• RECORDS FOR THIS TASK:
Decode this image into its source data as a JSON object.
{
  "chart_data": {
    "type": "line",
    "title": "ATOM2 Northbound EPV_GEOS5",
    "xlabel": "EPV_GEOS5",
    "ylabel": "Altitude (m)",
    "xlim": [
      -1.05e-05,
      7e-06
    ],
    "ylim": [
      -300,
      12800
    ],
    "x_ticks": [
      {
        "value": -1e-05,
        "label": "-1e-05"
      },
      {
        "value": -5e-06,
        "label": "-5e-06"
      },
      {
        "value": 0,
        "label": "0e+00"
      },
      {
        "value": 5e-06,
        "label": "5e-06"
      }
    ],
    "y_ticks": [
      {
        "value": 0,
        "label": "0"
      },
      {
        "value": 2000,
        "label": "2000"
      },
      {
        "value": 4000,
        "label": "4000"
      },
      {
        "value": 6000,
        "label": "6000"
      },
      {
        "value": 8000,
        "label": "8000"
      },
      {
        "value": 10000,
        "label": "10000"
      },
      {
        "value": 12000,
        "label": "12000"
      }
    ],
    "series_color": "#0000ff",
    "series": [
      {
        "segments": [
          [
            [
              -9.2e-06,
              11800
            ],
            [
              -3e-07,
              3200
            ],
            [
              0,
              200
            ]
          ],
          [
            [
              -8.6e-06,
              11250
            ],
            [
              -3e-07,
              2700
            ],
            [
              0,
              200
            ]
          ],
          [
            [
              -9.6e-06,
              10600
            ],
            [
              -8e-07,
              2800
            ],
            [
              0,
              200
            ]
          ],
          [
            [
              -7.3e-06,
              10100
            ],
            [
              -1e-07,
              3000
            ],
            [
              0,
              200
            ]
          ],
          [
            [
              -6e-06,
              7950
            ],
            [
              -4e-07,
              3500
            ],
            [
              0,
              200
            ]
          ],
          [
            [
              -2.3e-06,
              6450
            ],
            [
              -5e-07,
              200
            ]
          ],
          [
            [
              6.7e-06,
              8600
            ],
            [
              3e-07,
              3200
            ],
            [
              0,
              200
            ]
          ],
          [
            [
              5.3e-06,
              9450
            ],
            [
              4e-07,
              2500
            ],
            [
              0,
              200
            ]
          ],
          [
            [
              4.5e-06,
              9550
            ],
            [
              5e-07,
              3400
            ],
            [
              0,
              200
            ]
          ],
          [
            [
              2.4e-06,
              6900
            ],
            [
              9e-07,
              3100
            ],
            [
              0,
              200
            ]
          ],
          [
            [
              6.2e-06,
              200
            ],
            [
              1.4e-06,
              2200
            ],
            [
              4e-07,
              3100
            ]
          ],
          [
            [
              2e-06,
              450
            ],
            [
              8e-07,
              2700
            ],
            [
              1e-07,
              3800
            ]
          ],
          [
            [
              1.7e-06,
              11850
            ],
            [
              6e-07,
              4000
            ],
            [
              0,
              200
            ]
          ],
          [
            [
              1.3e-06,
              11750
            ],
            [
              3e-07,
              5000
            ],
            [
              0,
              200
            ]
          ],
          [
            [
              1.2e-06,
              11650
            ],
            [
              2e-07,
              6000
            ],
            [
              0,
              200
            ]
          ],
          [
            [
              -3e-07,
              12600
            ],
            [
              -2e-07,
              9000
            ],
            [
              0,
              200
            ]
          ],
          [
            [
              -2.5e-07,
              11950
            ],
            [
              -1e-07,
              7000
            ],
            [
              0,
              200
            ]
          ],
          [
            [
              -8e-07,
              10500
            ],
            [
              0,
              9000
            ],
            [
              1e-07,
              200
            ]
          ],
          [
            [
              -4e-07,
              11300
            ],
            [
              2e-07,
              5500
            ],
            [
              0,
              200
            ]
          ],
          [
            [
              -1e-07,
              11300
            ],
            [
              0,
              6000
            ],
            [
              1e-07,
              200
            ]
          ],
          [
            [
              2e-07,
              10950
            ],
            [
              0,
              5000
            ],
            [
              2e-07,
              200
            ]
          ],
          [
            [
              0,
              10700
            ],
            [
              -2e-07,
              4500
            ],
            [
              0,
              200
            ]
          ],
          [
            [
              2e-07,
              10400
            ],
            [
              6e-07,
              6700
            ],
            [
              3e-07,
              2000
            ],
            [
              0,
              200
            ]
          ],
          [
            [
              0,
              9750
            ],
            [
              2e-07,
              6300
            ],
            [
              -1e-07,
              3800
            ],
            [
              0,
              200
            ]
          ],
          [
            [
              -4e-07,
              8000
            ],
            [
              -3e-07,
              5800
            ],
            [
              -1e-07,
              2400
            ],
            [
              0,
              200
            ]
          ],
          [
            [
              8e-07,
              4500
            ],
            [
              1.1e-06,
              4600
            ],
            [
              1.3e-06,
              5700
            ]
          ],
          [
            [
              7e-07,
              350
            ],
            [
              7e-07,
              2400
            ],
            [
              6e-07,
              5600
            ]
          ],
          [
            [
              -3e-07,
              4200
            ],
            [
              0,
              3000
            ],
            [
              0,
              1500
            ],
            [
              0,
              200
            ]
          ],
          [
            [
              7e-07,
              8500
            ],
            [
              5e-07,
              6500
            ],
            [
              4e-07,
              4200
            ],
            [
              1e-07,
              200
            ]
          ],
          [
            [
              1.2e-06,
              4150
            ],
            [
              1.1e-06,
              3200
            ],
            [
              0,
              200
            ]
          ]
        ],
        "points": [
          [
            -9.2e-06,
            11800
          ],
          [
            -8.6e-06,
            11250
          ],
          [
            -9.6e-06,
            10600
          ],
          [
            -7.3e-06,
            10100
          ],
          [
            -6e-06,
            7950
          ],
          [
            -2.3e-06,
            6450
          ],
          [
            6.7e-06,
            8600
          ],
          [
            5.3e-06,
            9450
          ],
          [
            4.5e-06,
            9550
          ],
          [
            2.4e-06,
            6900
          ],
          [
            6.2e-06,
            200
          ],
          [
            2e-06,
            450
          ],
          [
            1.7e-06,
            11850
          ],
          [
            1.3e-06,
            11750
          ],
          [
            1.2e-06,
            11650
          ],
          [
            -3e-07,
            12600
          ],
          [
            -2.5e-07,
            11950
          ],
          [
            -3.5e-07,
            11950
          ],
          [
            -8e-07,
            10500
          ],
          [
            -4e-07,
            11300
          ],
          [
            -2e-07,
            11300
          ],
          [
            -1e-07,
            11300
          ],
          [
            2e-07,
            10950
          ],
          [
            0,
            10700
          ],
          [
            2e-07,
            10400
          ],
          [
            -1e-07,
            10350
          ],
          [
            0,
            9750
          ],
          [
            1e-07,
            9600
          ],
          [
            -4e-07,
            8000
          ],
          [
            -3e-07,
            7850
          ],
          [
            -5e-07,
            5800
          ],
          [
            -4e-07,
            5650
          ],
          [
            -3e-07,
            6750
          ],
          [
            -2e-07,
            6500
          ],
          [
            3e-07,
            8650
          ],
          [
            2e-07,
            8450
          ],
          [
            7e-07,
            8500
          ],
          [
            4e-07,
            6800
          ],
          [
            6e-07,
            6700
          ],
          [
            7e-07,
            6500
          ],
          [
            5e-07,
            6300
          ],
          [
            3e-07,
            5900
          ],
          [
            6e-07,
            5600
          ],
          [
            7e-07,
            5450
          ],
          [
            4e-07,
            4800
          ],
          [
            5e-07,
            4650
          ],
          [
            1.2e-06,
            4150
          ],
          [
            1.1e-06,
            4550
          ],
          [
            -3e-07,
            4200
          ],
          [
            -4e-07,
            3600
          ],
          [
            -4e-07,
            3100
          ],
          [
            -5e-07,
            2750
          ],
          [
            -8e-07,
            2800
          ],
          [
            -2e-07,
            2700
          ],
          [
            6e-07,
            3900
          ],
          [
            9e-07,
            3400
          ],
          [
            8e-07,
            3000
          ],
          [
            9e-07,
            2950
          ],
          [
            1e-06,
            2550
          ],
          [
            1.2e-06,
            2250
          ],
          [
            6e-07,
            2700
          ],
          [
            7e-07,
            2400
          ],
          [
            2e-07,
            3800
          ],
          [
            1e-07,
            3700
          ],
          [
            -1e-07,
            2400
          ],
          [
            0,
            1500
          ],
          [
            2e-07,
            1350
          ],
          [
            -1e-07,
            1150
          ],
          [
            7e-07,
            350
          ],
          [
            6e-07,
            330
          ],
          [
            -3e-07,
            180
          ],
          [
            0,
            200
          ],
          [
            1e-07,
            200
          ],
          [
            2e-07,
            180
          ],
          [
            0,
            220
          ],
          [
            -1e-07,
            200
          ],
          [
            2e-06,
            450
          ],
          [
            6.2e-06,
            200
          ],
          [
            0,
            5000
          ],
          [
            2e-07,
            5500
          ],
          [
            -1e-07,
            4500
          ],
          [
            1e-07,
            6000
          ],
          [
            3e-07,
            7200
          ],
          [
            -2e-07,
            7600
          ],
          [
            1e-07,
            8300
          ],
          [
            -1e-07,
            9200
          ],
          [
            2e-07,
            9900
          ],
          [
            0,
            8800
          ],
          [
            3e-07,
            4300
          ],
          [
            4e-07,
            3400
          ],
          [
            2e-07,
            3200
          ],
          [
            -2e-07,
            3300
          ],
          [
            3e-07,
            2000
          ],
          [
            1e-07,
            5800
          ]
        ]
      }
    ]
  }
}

• INSTRUCTIONS FOR THE TASK:
Each line above that includes "value" counts once; state the total and nothing more.

• WRITTEN RESPONSE:
11